■ Task to complete:
Every entry must be duplicated precisely as written.

■ Provided entries:
◇ ◇ ◇

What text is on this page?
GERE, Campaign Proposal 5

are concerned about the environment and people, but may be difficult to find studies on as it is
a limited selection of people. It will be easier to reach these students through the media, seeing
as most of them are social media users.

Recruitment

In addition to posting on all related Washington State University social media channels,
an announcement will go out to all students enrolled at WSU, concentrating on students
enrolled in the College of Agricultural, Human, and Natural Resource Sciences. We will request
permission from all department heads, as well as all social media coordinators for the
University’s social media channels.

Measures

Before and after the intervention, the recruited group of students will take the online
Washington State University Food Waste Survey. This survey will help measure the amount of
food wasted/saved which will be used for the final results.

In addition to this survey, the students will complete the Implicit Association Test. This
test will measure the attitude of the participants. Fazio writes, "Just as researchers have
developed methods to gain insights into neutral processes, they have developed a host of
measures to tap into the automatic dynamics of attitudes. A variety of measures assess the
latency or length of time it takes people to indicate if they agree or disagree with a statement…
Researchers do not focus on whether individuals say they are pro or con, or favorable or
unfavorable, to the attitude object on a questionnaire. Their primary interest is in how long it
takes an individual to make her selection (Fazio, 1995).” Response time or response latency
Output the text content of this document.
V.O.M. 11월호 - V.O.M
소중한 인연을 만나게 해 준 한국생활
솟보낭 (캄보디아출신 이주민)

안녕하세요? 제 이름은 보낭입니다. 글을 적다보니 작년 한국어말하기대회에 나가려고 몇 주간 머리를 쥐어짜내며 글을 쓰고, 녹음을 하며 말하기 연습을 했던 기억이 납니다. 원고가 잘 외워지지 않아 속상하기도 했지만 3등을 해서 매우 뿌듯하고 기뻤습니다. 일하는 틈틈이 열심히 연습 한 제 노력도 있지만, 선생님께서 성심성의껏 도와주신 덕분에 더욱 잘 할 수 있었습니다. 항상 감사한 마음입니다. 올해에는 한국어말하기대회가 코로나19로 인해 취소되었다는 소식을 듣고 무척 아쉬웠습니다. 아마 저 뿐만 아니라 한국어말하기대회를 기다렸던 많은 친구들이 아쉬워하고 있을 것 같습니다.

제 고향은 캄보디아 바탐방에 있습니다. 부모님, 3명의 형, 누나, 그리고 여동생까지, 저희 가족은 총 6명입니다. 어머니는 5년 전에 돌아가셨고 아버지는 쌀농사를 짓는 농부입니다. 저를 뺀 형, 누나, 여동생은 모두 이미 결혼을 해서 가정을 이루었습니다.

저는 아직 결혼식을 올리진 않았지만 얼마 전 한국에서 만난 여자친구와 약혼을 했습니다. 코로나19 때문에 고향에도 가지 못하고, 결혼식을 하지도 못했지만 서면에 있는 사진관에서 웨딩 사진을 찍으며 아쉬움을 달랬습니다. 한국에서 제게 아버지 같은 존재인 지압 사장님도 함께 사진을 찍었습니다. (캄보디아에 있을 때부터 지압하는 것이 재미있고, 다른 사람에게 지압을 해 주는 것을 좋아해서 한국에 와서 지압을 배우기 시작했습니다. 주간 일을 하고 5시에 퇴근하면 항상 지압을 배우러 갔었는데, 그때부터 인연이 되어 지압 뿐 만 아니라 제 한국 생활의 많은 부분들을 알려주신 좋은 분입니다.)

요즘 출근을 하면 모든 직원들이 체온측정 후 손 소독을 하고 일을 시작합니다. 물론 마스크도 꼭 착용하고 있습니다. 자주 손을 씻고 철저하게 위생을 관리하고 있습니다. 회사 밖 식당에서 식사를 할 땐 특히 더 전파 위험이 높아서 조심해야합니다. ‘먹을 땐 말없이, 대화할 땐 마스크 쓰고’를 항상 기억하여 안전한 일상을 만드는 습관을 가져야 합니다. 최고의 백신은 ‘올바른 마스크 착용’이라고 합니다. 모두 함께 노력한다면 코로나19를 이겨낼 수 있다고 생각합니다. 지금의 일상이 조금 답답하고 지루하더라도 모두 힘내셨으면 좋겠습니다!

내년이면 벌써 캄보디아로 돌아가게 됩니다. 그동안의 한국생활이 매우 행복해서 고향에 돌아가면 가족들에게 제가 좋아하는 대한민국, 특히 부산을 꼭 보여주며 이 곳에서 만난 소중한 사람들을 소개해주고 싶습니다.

◇ ◇ ◇

■ Answer to the exercise:
What text is on this page?
GERE, Campaign Proposal 5

are concerned about the environment and people, but may be difficult to find studies on as it is
a limited selection of people. It will be easier to reach these students through the media, seeing
as most of them are social media users.

Recruitment

In addition to posting on all related Washington State University social media channels,
an announcement will go out to all students enrolled at WSU, concentrating on students
enrolled in the College of Agricultural, Human, and Natural Resource Sciences. We will request
permission from all department heads, as well as all social media coordinators for the
University’s social media channels.

Measures

Before and after the intervention, the recruited group of students will take the online
Washington State University Food Waste Survey. This survey will help measure the amount of
food wasted/saved which will be used for the final results.

In addition to this survey, the students will complete the Implicit Association Test. This
test will measure the attitude of the participants. Fazio writes, "Just as researchers have
developed methods to gain insights into neutral processes, they have developed a host of
measures to tap into the automatic dynamics of attitudes. A variety of measures assess the
latency or length of time it takes people to indicate if they agree or disagree with a statement…
Researchers do not focus on whether individuals say they are pro or con, or favorable or
unfavorable, to the attitude object on a questionnaire. Their primary interest is in how long it
takes an individual to make her selection (Fazio, 1995).” Response time or response latency
Output the text content of this document.
V.O.M. 11월호 - V.O.M
소중한 인연을 만나게 해 준 한국생활
솟보낭 (캄보디아출신 이주민)

안녕하세요? 제 이름은 보낭입니다. 글을 적다보니 작년 한국어말하기대회에 나가려고 몇 주간 머리를 쥐어짜내며 글을 쓰고, 녹음을 하며 말하기 연습을 했던 기억이 납니다. 원고가 잘 외워지지 않아 속상하기도 했지만 3등을 해서 매우 뿌듯하고 기뻤습니다. 일하는 틈틈이 열심히 연습 한 제 노력도 있지만, 선생님께서 성심성의껏 도와주신 덕분에 더욱 잘 할 수 있었습니다. 항상 감사한 마음입니다. 올해에는 한국어말하기대회가 코로나19로 인해 취소되었다는 소식을 듣고 무척 아쉬웠습니다. 아마 저 뿐만 아니라 한국어말하기대회를 기다렸던 많은 친구들이 아쉬워하고 있을 것 같습니다.

제 고향은 캄보디아 바탐방에 있습니다. 부모님, 3명의 형, 누나, 그리고 여동생까지, 저희 가족은 총 6명입니다. 어머니는 5년 전에 돌아가셨고 아버지는 쌀농사를 짓는 농부입니다. 저를 뺀 형, 누나, 여동생은 모두 이미 결혼을 해서 가정을 이루었습니다.

저는 아직 결혼식을 올리진 않았지만 얼마 전 한국에서 만난 여자친구와 약혼을 했습니다. 코로나19 때문에 고향에도 가지 못하고, 결혼식을 하지도 못했지만 서면에 있는 사진관에서 웨딩 사진을 찍으며 아쉬움을 달랬습니다. 한국에서 제게 아버지 같은 존재인 지압 사장님도 함께 사진을 찍었습니다. (캄보디아에 있을 때부터 지압하는 것이 재미있고, 다른 사람에게 지압을 해 주는 것을 좋아해서 한국에 와서 지압을 배우기 시작했습니다. 주간 일을 하고 5시에 퇴근하면 항상 지압을 배우러 갔었는데, 그때부터 인연이 되어 지압 뿐 만 아니라 제 한국 생활의 많은 부분들을 알려주신 좋은 분입니다.)

요즘 출근을 하면 모든 직원들이 체온측정 후 손 소독을 하고 일을 시작합니다. 물론 마스크도 꼭 착용하고 있습니다. 자주 손을 씻고 철저하게 위생을 관리하고 있습니다. 회사 밖 식당에서 식사를 할 땐 특히 더 전파 위험이 높아서 조심해야합니다. ‘먹을 땐 말없이, 대화할 땐 마스크 쓰고’를 항상 기억하여 안전한 일상을 만드는 습관을 가져야 합니다. 최고의 백신은 ‘올바른 마스크 착용’이라고 합니다. 모두 함께 노력한다면 코로나19를 이겨낼 수 있다고 생각합니다. 지금의 일상이 조금 답답하고 지루하더라도 모두 힘내셨으면 좋겠습니다!

내년이면 벌써 캄보디아로 돌아가게 됩니다. 그동안의 한국생활이 매우 행복해서 고향에 돌아가면 가족들에게 제가 좋아하는 대한민국, 특히 부산을 꼭 보여주며 이 곳에서 만난 소중한 사람들을 소개해주고 싶습니다.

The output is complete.